Extracted data entries:
■ ■ ■ ■

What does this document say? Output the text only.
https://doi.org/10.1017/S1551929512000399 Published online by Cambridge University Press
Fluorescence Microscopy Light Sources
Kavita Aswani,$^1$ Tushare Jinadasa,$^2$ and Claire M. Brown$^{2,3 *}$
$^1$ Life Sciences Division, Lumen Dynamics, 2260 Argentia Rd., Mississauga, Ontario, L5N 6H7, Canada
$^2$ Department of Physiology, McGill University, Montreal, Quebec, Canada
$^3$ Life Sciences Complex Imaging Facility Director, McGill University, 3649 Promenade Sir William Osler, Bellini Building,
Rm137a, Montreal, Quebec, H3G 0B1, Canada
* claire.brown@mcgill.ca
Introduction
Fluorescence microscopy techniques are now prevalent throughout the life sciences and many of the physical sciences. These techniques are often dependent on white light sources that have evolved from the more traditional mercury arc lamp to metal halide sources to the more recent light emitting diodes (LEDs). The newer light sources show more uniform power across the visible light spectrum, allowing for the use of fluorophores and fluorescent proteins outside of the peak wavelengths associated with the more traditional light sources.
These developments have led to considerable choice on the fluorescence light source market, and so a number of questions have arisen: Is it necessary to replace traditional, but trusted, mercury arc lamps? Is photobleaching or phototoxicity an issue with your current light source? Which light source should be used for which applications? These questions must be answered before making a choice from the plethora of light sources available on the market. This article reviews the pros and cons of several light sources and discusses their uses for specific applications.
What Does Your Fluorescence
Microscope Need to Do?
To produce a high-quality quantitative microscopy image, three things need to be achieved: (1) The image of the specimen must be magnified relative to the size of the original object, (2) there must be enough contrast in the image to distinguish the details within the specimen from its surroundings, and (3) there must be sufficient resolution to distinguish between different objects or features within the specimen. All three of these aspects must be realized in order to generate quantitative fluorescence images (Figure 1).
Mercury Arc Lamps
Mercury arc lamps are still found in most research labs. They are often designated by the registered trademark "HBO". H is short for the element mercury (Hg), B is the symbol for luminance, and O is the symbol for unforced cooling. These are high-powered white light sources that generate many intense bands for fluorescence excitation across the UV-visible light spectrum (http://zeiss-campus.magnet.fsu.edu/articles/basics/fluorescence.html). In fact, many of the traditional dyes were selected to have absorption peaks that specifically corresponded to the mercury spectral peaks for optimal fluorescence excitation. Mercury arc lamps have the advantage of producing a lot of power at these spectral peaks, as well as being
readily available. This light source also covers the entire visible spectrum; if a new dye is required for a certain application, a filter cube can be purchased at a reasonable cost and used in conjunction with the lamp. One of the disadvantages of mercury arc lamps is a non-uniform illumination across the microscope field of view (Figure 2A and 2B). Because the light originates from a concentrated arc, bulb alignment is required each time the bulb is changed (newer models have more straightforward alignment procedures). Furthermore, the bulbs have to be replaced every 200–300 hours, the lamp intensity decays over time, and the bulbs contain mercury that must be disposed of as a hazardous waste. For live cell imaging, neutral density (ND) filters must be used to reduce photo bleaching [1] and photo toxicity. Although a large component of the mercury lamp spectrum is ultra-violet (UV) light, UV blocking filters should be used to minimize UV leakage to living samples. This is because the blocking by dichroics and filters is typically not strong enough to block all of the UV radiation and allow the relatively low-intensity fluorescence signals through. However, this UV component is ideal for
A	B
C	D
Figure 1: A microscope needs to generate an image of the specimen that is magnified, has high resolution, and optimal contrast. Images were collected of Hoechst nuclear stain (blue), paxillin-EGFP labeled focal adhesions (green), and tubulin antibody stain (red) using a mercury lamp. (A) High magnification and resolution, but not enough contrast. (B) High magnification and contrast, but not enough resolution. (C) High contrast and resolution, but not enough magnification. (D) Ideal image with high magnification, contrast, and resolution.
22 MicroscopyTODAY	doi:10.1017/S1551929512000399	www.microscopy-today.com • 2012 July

■ ■ ■ ■

### DIRECTIONS FOR THIS TASK
Reply with one number, the count of lines in the entries that hold the string "optimal".

### TASK SOLUTION
2